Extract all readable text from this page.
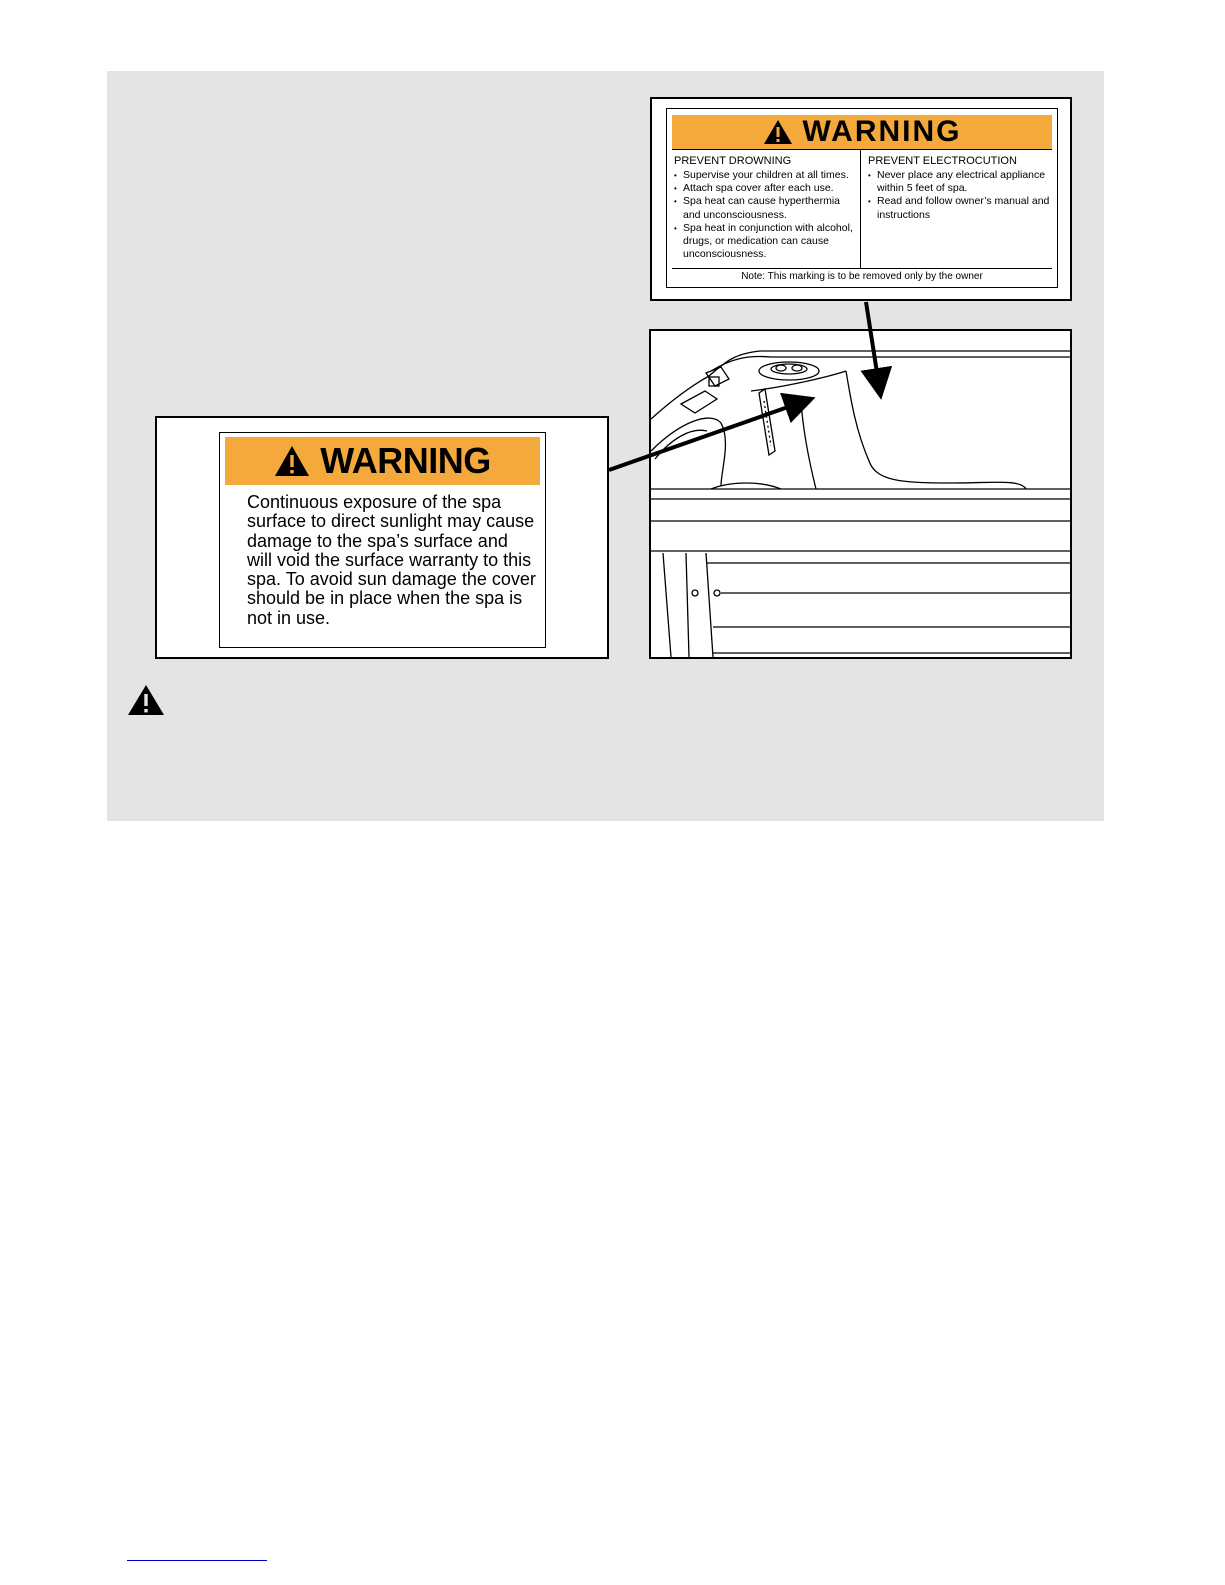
WARNING
PREVENT DROWNING
• Supervise your children at all times.
• Attach spa cover after each use.
• Spa heat can cause hyperthermia and unconsciousness.
• Spa heat in conjunction with alcohol, drugs, or medication can cause unconsciousness.
PREVENT ELECTROCUTION
• Never place any electrical appliance within 5 feet of spa.
• Read and follow owner’s manual and instructions
Note: This marking is to be removed only by the owner
WARNING
Continuous exposure of the spa surface to direct sunlight may cause damage to the spa’s surface and will void the surface warranty to this spa. To avoid sun damage the cover should be in place when the spa is not in use.
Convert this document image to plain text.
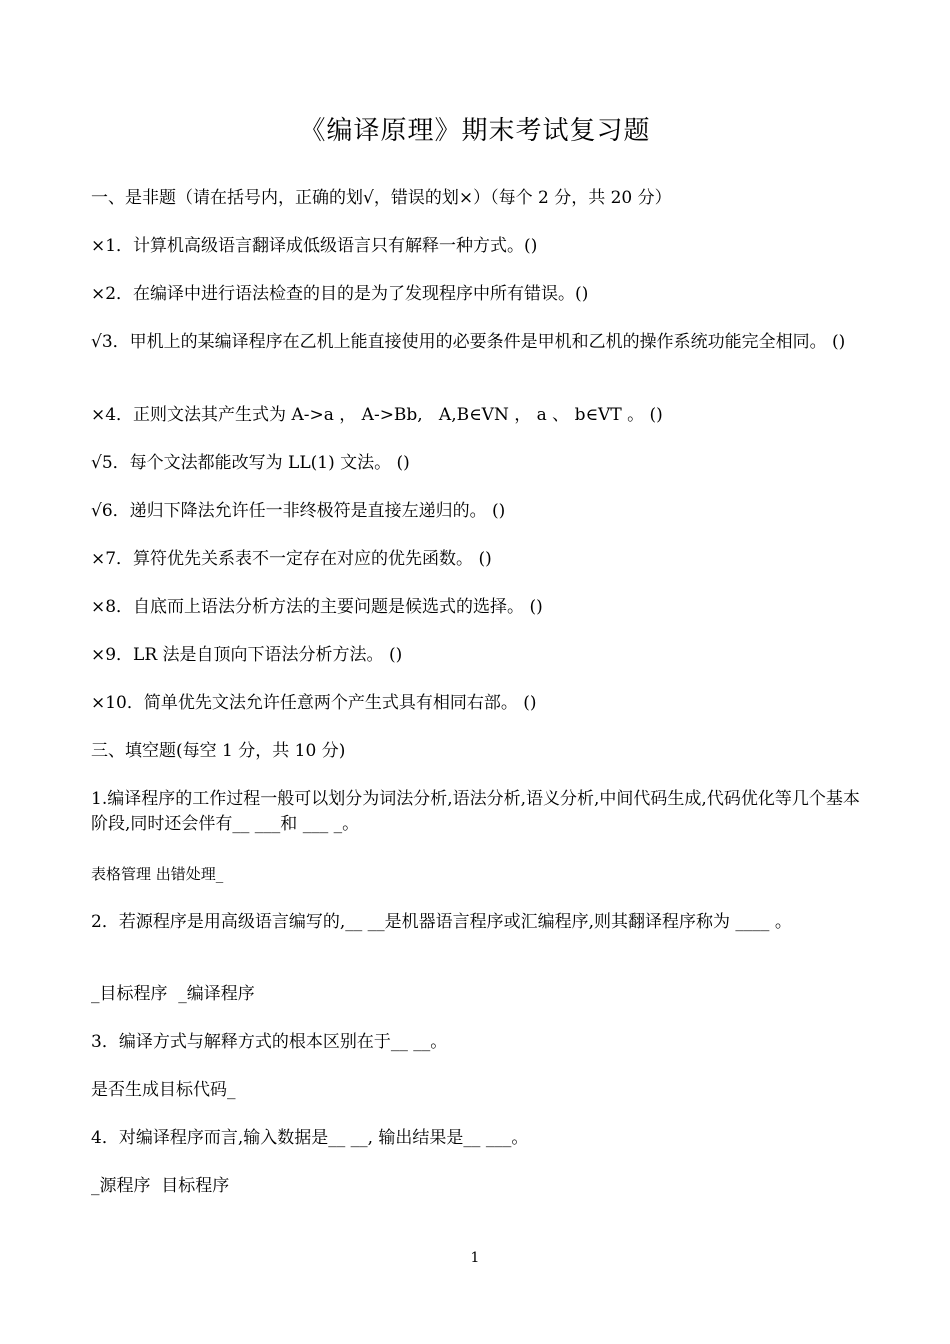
《编译原理》期末考试复习题
一、是非题（请在括号内，正确的划√，错误的划×）（每个 2 分，共 20 分）
×1．计算机高级语言翻译成低级语言只有解释一种方式。()
×2．在编译中进行语法检查的目的是为了发现程序中所有错误。()
√3．甲机上的某编译程序在乙机上能直接使用的必要条件是甲机和乙机的操作系统功能完全相同。 ()
×4．正则文法其产生式为 A->a ， A->Bb,   A,B∈VN ， a 、 b∈VT 。 ()
√5．每个文法都能改写为 LL(1) 文法。 ()
√6．递归下降法允许任一非终极符是直接左递归的。 ()
×7．算符优先关系表不一定存在对应的优先函数。 ()
×8．自底而上语法分析方法的主要问题是候选式的选择。 ()
×9．LR 法是自顶向下语法分析方法。 ()
×10．简单优先文法允许任意两个产生式具有相同右部。 ()
三、填空题(每空 1 分，共 10 分)
1.编译程序的工作过程一般可以划分为词法分析,语法分析,语义分析,中间代码生成,代码优化等几个基本阶段,同时还会伴有__ ___和 ___ _。
表格管理 出错处理_
2．若源程序是用高级语言编写的,__ __是机器语言程序或汇编程序,则其翻译程序称为 ____ 。
_目标程序  _编译程序
3．编译方式与解释方式的根本区别在于__ __。
是否生成目标代码_
4．对编译程序而言,输入数据是__ __, 输出结果是__ ___。
_源程序  目标程序
1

########################################

What is asked:
Nothing in the entries above should change when they are printed again, except that the pictures are dropped.

Complete response:
Extract all readable text from this page.
WARNING
PREVENT DROWNING
• Supervise your children at all times.
• Attach spa cover after each use.
• Spa heat can cause hyperthermia and unconsciousness.
• Spa heat in conjunction with alcohol, drugs, or medication can cause unconsciousness.
PREVENT ELECTROCUTION
• Never place any electrical appliance within 5 feet of spa.
• Read and follow owner’s manual and instructions
Note: This marking is to be removed only by the owner
WARNING
Continuous exposure of the spa surface to direct sunlight may cause damage to the spa’s surface and will void the surface warranty to this spa. To avoid sun damage the cover should be in place when the spa is not in use.
Convert this document image to plain text.
《编译原理》期末考试复习题
一、是非题（请在括号内，正确的划√，错误的划×）（每个 2 分，共 20 分）
×1．计算机高级语言翻译成低级语言只有解释一种方式。()
×2．在编译中进行语法检查的目的是为了发现程序中所有错误。()
√3．甲机上的某编译程序在乙机上能直接使用的必要条件是甲机和乙机的操作系统功能完全相同。 ()
×4．正则文法其产生式为 A->a ， A->Bb,   A,B∈VN ， a 、 b∈VT 。 ()
√5．每个文法都能改写为 LL(1) 文法。 ()
√6．递归下降法允许任一非终极符是直接左递归的。 ()
×7．算符优先关系表不一定存在对应的优先函数。 ()
×8．自底而上语法分析方法的主要问题是候选式的选择。 ()
×9．LR 法是自顶向下语法分析方法。 ()
×10．简单优先文法允许任意两个产生式具有相同右部。 ()
三、填空题(每空 1 分，共 10 分)
1.编译程序的工作过程一般可以划分为词法分析,语法分析,语义分析,中间代码生成,代码优化等几个基本阶段,同时还会伴有__ ___和 ___ _。
表格管理 出错处理_
2．若源程序是用高级语言编写的,__ __是机器语言程序或汇编程序,则其翻译程序称为 ____ 。
_目标程序  _编译程序
3．编译方式与解释方式的根本区别在于__ __。
是否生成目标代码_
4．对编译程序而言,输入数据是__ __, 输出结果是__ ___。
_源程序  目标程序
1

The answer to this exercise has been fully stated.